## Article
** begin **

Web Services

Fixity

Tools

PresQT Supported Hash Algorithms

The following is a master list of hash algorithms that are both supported by a target and supported by Python’s HashLib library:

  • sha256

  • md5

Each individual target’s supported hash algorithms can be found in presqt/specs/targets.json

Resource Download Fixity

Fixity is checked during Resource Download by comparing the file hashes provided by the source target with hashes that are generated after files are downloaded on to the server. If the provided hash and the calculated hash match then fixity passes!

The download function will try and find a matching hash algorithm between the source target supported algorithms and algorithms supported by the Python Hashlib library to use when generating hashes for files downloaded to the server. If no hash algorithms match or if the source target does not provide file hashes then md5 is uses as a default. It also counts this situation as fixity passing since we didn’t know what the original hash was.

Valid Hashes Provided + Fixity Passes Example:

{
    "sha256": "343e249fdb0818a58edcc64663e1eb116843b4e1c4e74790ff331628593c02be",
    "md5": "a4536efb47b26eaf509edfdaca442037"
}

will yield

{
    "hash_algorithm": "sha256",
    "given_hash": "343e249fdb0818a58edcc64663e1eb116843b4e1c4e74790ff331628593c02be",
    "calculated_hash": "343e249fdb0818a58edcc64663e1eb116843b4e1c4e74790ff331628593c02be",
    "fixity": true
}

Valid Hashes Provided + Fixity Fails Example:

{
    "sha256": "343e249fdb0818a58edcc64663e1eb116843b4e1c4e74790ff331628593c02be",
    "md5": "a4536efb47b26eaf509edfdaca442037"

** end **

## What to produce
Transcribe the PresQT fixity page above in full, word for word.

## Supplied records
** begin **

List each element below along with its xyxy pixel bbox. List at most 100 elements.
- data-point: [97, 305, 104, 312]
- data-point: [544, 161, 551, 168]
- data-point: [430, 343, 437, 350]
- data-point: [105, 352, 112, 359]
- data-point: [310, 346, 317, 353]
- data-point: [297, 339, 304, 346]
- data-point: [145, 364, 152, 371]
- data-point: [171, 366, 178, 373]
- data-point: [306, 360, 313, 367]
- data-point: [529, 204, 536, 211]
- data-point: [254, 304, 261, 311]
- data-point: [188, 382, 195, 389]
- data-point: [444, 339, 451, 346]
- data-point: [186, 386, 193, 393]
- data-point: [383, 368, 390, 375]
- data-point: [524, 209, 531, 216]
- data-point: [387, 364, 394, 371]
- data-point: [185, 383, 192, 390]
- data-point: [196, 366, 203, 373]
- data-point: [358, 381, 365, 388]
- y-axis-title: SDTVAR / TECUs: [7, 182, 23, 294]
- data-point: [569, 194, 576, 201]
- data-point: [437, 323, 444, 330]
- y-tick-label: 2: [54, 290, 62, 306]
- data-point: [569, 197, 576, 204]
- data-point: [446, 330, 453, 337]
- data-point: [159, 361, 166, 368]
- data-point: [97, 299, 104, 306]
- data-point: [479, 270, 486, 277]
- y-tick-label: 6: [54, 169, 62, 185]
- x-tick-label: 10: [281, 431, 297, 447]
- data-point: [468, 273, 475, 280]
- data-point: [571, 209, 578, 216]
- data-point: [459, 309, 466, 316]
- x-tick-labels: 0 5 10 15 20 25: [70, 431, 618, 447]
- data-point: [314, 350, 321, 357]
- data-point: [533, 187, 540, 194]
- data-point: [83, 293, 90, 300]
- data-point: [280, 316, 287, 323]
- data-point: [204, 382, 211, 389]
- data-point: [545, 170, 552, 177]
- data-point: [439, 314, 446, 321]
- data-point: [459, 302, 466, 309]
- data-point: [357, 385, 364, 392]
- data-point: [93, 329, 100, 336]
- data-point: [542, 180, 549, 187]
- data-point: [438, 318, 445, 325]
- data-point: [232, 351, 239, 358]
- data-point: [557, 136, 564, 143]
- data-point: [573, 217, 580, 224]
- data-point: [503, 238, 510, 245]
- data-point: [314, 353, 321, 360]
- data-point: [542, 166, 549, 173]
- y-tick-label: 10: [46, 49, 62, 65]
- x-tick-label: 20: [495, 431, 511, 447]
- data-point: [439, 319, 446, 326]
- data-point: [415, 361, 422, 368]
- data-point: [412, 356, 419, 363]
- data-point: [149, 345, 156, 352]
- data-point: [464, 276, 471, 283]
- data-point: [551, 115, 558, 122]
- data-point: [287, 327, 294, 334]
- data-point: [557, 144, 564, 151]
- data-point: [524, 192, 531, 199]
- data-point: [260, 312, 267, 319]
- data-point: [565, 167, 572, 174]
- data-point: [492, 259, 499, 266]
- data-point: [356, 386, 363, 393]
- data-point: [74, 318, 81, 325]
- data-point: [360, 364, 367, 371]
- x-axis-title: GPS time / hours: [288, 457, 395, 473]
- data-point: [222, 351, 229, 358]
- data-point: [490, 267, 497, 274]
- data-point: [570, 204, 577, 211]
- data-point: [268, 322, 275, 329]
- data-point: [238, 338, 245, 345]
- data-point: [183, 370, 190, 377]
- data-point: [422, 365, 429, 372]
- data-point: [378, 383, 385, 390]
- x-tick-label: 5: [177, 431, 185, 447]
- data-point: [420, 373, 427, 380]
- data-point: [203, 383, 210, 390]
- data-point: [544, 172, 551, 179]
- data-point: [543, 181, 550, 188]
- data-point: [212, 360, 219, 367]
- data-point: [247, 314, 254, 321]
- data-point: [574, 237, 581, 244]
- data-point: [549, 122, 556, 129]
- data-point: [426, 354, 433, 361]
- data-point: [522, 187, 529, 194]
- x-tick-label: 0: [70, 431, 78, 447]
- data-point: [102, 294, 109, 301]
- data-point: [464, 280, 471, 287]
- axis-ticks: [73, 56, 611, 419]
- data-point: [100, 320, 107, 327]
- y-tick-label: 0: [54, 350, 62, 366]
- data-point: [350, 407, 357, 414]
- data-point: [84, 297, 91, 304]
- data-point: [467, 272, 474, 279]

** end **

## Output for this exercise
Web Services

Fixity

Tools

PresQT Supported Hash Algorithms

The following is a master list of hash algorithms that are both supported by a target and supported by Python’s HashLib library:

  • sha256

  • md5

Each individual target’s supported hash algorithms can be found in presqt/specs/targets.json

Resource Download Fixity

Fixity is checked during Resource Download by comparing the file hashes provided by the source target with hashes that are generated after files are downloaded on to the server. If the provided hash and the calculated hash match then fixity passes!

The download function will try and find a matching hash algorithm between the source target supported algorithms and algorithms supported by the Python Hashlib library to use when generating hashes for files downloaded to the server. If no hash algorithms match or if the source target does not provide file hashes then md5 is uses as a default. It also counts this situation as fixity passing since we didn’t know what the original hash was.

Valid Hashes Provided + Fixity Passes Example:

{
    "sha256": "343e249fdb0818a58edcc64663e1eb116843b4e1c4e74790ff331628593c02be",
    "md5": "a4536efb47b26eaf509edfdaca442037"
}

will yield

{
    "hash_algorithm": "sha256",
    "given_hash": "343e249fdb0818a58edcc64663e1eb116843b4e1c4e74790ff331628593c02be",
    "calculated_hash": "343e249fdb0818a58edcc64663e1eb116843b4e1c4e74790ff331628593c02be",
    "fixity": true
}

Valid Hashes Provided + Fixity Fails Example:

{
    "sha256": "343e249fdb0818a58edcc64663e1eb116843b4e1c4e74790ff331628593c02be",
    "md5": "a4536efb47b26eaf509edfdaca442037"